**What the task requires:**
Give the listing again character for character, but drop the images.

──────── Records for this task

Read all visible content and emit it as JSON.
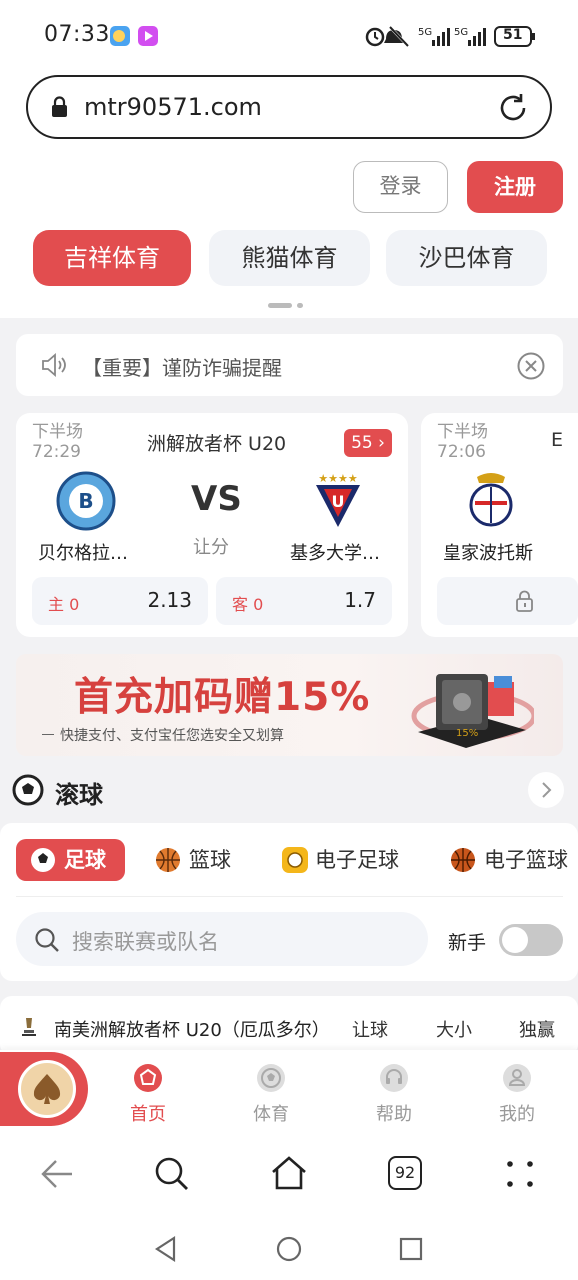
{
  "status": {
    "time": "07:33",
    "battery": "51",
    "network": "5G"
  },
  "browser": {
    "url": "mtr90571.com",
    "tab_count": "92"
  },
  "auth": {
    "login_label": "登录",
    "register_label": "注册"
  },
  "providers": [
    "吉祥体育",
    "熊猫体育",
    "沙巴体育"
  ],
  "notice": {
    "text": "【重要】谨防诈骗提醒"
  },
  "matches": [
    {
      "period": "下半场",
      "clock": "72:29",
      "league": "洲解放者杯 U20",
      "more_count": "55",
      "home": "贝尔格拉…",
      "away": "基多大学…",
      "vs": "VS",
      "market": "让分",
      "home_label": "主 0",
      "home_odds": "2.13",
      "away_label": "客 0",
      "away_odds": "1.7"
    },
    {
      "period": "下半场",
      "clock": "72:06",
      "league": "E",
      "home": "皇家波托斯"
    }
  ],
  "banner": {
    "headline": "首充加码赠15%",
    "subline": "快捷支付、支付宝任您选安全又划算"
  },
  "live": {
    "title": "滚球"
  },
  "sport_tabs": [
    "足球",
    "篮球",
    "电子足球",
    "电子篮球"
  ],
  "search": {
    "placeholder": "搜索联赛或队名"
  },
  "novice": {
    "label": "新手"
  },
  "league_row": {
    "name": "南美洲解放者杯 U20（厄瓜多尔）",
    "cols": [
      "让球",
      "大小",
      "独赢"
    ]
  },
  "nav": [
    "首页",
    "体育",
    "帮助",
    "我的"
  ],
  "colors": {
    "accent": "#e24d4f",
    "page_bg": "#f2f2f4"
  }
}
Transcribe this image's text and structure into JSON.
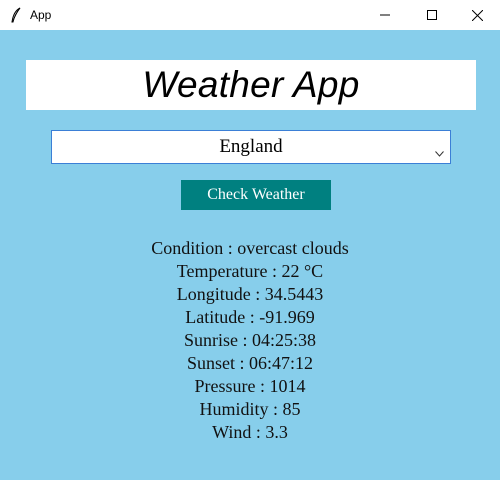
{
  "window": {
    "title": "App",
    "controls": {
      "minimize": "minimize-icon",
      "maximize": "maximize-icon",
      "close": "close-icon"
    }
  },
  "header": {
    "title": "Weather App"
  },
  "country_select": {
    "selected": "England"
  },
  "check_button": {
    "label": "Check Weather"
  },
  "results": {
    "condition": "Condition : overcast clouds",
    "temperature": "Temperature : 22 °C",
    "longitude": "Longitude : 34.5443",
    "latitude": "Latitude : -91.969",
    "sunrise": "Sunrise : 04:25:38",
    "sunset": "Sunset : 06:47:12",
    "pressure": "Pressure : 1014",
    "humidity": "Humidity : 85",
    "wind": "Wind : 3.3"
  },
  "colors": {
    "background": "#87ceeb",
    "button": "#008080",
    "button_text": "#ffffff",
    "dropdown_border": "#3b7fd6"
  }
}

────────────────

**Full answer:**
Read all visible content and emit it as JSON.
{
  "status": {
    "time": "07:33",
    "battery": "51",
    "network": "5G"
  },
  "browser": {
    "url": "mtr90571.com",
    "tab_count": "92"
  },
  "auth": {
    "login_label": "登录",
    "register_label": "注册"
  },
  "providers": [
    "吉祥体育",
    "熊猫体育",
    "沙巴体育"
  ],
  "notice": {
    "text": "【重要】谨防诈骗提醒"
  },
  "matches": [
    {
      "period": "下半场",
      "clock": "72:29",
      "league": "洲解放者杯 U20",
      "more_count": "55",
      "home": "贝尔格拉…",
      "away": "基多大学…",
      "vs": "VS",
      "market": "让分",
      "home_label": "主 0",
      "home_odds": "2.13",
      "away_label": "客 0",
      "away_odds": "1.7"
    },
    {
      "period": "下半场",
      "clock": "72:06",
      "league": "E",
      "home": "皇家波托斯"
    }
  ],
  "banner": {
    "headline": "首充加码赠15%",
    "subline": "快捷支付、支付宝任您选安全又划算"
  },
  "live": {
    "title": "滚球"
  },
  "sport_tabs": [
    "足球",
    "篮球",
    "电子足球",
    "电子篮球"
  ],
  "search": {
    "placeholder": "搜索联赛或队名"
  },
  "novice": {
    "label": "新手"
  },
  "league_row": {
    "name": "南美洲解放者杯 U20（厄瓜多尔）",
    "cols": [
      "让球",
      "大小",
      "独赢"
    ]
  },
  "nav": [
    "首页",
    "体育",
    "帮助",
    "我的"
  ],
  "colors": {
    "accent": "#e24d4f",
    "page_bg": "#f2f2f4"
  }
}
Transcribe this image's text and structure into JSON.
{
  "window": {
    "title": "App",
    "controls": {
      "minimize": "minimize-icon",
      "maximize": "maximize-icon",
      "close": "close-icon"
    }
  },
  "header": {
    "title": "Weather App"
  },
  "country_select": {
    "selected": "England"
  },
  "check_button": {
    "label": "Check Weather"
  },
  "results": {
    "condition": "Condition : overcast clouds",
    "temperature": "Temperature : 22 °C",
    "longitude": "Longitude : 34.5443",
    "latitude": "Latitude : -91.969",
    "sunrise": "Sunrise : 04:25:38",
    "sunset": "Sunset : 06:47:12",
    "pressure": "Pressure : 1014",
    "humidity": "Humidity : 85",
    "wind": "Wind : 3.3"
  },
  "colors": {
    "background": "#87ceeb",
    "button": "#008080",
    "button_text": "#ffffff",
    "dropdown_border": "#3b7fd6"
  }
}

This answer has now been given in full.